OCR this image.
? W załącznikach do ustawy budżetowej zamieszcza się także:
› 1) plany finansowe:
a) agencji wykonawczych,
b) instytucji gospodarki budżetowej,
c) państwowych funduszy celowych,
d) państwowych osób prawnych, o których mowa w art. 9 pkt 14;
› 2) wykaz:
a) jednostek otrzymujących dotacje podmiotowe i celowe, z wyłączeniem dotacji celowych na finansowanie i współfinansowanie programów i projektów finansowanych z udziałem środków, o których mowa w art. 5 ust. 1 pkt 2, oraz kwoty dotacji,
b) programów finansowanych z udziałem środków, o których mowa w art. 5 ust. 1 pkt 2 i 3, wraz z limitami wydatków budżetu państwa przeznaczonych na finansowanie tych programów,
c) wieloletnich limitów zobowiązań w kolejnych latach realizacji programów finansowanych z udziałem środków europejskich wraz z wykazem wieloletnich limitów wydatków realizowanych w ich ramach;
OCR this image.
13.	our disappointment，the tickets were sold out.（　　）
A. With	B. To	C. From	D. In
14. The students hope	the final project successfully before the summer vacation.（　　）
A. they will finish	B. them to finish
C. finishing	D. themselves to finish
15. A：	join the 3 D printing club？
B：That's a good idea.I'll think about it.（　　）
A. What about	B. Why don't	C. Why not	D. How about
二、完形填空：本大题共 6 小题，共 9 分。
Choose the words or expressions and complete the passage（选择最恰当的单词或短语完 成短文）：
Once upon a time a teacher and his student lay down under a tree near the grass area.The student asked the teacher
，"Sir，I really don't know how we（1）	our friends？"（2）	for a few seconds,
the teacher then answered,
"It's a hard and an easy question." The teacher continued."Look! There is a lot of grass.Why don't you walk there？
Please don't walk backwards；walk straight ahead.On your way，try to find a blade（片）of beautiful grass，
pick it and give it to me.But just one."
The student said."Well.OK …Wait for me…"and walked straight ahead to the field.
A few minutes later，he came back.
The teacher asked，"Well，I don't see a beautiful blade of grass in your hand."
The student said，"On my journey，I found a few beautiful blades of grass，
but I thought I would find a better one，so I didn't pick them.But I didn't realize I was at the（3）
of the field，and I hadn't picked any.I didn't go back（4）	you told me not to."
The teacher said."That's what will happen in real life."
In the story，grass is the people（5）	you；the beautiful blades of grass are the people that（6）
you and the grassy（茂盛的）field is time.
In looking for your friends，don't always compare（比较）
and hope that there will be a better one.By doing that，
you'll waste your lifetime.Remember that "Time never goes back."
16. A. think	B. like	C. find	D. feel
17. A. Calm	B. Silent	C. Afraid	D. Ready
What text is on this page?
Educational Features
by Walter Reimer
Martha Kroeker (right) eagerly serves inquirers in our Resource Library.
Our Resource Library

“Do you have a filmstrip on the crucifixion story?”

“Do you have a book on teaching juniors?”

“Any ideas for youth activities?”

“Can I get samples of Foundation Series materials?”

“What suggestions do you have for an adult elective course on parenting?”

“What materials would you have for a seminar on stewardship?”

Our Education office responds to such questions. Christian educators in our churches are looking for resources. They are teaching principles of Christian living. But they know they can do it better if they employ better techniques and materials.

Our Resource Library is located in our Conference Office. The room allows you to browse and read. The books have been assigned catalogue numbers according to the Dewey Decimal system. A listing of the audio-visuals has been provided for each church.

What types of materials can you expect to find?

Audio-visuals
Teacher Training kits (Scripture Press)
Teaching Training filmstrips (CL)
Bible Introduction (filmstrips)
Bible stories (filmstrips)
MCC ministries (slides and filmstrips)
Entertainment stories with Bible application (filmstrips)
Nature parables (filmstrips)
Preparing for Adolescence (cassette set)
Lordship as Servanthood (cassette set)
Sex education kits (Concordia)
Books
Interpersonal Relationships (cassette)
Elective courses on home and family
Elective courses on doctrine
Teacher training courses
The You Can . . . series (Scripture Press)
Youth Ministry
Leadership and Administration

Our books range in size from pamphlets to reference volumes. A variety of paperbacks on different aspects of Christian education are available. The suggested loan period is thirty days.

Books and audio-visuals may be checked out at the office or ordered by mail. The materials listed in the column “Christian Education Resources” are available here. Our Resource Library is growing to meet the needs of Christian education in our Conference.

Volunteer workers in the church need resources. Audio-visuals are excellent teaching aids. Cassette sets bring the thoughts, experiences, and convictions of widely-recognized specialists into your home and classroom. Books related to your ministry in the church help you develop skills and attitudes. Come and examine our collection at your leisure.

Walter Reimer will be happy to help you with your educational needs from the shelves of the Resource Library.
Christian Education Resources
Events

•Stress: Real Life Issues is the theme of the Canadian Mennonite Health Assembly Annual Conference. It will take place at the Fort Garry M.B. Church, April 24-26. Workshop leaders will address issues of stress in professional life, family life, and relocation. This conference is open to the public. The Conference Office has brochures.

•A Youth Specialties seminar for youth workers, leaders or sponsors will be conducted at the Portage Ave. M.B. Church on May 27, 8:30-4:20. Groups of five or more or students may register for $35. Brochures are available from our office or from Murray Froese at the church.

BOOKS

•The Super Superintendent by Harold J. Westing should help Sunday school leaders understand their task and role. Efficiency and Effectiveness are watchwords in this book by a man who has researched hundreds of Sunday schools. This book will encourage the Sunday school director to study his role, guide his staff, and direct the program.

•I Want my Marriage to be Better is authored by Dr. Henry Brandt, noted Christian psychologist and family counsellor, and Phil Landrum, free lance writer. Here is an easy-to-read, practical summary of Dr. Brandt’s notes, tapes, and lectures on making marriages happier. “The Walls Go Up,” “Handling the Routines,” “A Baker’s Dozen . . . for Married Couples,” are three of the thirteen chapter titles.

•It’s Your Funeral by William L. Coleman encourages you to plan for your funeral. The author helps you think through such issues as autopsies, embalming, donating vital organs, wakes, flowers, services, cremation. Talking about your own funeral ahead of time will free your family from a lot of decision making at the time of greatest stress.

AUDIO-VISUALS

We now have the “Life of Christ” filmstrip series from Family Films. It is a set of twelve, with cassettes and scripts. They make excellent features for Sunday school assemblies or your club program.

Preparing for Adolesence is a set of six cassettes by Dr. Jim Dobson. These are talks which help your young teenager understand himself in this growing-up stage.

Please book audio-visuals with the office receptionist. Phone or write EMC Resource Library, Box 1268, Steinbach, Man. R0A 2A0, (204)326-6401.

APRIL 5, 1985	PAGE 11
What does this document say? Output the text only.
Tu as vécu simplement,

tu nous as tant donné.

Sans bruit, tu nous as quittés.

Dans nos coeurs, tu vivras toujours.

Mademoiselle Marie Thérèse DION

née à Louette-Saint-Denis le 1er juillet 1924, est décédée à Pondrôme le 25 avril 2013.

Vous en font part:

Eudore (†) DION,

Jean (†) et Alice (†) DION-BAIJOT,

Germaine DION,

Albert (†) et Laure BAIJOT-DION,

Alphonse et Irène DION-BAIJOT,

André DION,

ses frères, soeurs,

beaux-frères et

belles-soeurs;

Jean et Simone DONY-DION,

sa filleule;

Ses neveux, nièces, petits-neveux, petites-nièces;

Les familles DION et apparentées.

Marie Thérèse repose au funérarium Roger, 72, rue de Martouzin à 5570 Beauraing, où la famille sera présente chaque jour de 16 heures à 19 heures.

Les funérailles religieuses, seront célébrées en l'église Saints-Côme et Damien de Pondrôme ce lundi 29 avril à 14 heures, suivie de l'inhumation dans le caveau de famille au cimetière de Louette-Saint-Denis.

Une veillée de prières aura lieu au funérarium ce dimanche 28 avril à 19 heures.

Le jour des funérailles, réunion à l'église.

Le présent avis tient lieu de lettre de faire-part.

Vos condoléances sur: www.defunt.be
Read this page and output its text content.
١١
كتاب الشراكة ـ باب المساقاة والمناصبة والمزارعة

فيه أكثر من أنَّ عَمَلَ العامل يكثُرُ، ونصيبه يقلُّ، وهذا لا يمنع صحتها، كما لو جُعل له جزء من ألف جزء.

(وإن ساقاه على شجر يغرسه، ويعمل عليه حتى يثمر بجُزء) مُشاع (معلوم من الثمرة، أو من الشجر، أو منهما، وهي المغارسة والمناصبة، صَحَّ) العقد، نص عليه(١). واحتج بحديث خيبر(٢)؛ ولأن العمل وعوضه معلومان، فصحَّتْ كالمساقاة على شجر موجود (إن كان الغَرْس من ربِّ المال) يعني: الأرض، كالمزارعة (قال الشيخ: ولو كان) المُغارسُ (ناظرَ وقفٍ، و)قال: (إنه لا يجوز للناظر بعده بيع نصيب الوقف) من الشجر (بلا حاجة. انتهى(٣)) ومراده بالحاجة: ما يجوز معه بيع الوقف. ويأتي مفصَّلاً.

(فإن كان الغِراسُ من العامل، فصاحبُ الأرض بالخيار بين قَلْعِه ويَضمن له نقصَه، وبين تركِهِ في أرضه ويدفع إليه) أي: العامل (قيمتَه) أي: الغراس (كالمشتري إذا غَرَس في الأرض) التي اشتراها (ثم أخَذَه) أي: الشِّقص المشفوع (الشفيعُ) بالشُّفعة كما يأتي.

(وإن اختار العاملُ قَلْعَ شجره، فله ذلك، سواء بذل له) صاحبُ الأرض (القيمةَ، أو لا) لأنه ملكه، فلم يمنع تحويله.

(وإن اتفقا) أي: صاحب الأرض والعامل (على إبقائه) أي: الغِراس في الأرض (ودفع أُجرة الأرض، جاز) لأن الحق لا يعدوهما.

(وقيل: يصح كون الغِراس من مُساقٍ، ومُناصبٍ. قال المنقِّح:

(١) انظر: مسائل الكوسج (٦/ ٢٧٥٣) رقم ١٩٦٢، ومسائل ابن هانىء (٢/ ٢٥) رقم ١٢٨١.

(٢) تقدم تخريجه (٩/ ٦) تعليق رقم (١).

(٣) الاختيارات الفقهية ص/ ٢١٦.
###
> **Problem description**
Using the listing, collect all lines in which the string "finish" is found.

> **Task answer**
A. they will finish	B. them to finish
C. finishing	D. themselves to finish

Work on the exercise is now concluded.